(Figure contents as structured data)

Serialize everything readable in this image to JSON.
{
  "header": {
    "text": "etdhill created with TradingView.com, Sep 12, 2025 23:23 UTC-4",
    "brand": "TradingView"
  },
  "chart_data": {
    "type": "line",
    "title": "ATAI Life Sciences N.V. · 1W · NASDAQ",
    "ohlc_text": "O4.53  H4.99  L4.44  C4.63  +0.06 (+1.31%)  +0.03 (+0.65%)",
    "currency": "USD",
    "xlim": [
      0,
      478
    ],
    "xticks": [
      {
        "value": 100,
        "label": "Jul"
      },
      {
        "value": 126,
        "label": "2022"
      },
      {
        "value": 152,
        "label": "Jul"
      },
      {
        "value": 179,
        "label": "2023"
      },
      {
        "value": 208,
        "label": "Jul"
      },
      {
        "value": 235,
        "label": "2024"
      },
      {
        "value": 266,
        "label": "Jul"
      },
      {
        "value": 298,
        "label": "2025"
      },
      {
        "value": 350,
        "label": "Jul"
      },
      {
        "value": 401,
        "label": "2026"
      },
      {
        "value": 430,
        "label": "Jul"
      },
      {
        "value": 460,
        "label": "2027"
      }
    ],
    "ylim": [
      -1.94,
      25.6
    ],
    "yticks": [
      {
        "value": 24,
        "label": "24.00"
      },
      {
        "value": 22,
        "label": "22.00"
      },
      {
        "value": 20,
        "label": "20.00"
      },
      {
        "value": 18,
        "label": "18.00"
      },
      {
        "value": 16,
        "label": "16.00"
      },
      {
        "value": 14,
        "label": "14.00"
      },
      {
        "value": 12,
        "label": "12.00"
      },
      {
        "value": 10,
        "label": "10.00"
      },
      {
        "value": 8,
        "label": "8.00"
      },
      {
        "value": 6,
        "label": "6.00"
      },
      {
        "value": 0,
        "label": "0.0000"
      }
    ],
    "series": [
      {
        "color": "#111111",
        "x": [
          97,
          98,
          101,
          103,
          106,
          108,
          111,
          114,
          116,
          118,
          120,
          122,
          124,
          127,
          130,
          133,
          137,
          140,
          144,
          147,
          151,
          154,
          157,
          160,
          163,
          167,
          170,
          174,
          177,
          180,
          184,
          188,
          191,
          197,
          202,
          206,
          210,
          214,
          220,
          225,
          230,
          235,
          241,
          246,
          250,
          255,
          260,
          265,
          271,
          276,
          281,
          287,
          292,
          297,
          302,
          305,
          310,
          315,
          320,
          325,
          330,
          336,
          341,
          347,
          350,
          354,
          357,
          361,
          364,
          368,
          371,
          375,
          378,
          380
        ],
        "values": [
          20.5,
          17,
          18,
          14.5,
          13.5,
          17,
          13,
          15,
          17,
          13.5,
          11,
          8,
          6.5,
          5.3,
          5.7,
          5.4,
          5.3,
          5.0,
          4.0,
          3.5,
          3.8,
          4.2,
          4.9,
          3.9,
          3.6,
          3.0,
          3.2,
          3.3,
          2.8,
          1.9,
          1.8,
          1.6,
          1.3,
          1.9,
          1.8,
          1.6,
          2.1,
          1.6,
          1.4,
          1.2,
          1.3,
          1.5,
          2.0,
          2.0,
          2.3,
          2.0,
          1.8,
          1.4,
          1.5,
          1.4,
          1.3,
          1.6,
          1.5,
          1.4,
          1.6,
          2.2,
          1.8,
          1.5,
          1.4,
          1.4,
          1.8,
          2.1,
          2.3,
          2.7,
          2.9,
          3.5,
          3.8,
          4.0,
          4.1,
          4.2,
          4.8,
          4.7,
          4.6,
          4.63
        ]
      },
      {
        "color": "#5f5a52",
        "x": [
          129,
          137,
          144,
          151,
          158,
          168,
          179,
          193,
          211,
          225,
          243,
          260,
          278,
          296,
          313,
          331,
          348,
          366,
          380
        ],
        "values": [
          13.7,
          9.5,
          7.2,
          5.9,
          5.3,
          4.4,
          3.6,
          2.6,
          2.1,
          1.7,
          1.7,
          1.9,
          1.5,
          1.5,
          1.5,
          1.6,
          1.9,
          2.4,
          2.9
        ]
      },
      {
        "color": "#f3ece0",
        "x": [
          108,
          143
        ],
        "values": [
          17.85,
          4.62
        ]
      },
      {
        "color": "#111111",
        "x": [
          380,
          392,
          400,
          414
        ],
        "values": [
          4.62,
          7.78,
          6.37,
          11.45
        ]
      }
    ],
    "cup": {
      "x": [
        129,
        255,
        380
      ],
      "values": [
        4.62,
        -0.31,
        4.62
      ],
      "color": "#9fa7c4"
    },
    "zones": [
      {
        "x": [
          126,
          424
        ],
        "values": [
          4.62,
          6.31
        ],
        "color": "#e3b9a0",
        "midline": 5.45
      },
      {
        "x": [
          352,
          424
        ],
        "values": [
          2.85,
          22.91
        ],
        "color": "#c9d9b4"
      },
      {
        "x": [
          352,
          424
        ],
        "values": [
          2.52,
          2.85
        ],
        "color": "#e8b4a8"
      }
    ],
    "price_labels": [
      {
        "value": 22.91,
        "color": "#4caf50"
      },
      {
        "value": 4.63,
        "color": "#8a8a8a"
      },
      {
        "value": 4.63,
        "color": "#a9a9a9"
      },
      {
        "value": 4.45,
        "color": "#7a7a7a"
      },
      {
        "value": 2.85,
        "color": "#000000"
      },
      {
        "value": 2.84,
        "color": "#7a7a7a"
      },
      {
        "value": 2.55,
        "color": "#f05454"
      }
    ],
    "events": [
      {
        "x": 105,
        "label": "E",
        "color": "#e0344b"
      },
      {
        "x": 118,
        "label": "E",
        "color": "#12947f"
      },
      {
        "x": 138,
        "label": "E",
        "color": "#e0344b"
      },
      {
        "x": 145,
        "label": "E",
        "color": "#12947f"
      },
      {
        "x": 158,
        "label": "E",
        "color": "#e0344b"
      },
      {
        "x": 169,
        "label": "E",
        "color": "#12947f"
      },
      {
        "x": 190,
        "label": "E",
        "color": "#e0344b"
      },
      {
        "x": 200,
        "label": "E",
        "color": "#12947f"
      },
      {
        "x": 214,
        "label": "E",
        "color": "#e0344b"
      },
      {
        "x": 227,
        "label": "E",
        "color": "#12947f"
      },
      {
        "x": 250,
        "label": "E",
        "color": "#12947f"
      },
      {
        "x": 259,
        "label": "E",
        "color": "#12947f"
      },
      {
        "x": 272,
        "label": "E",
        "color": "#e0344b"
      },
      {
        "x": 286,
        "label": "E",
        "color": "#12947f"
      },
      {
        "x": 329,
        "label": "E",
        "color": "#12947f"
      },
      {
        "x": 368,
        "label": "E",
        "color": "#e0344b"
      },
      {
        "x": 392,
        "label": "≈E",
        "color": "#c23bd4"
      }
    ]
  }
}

(Set exercise) Search the data above for lines holding "TradingView" and copy each of them.

(Expected output)
    "text": "etdhill created with TradingView.com, Sep 12, 2025 23:23 UTC-4",
    "brand": "TradingView"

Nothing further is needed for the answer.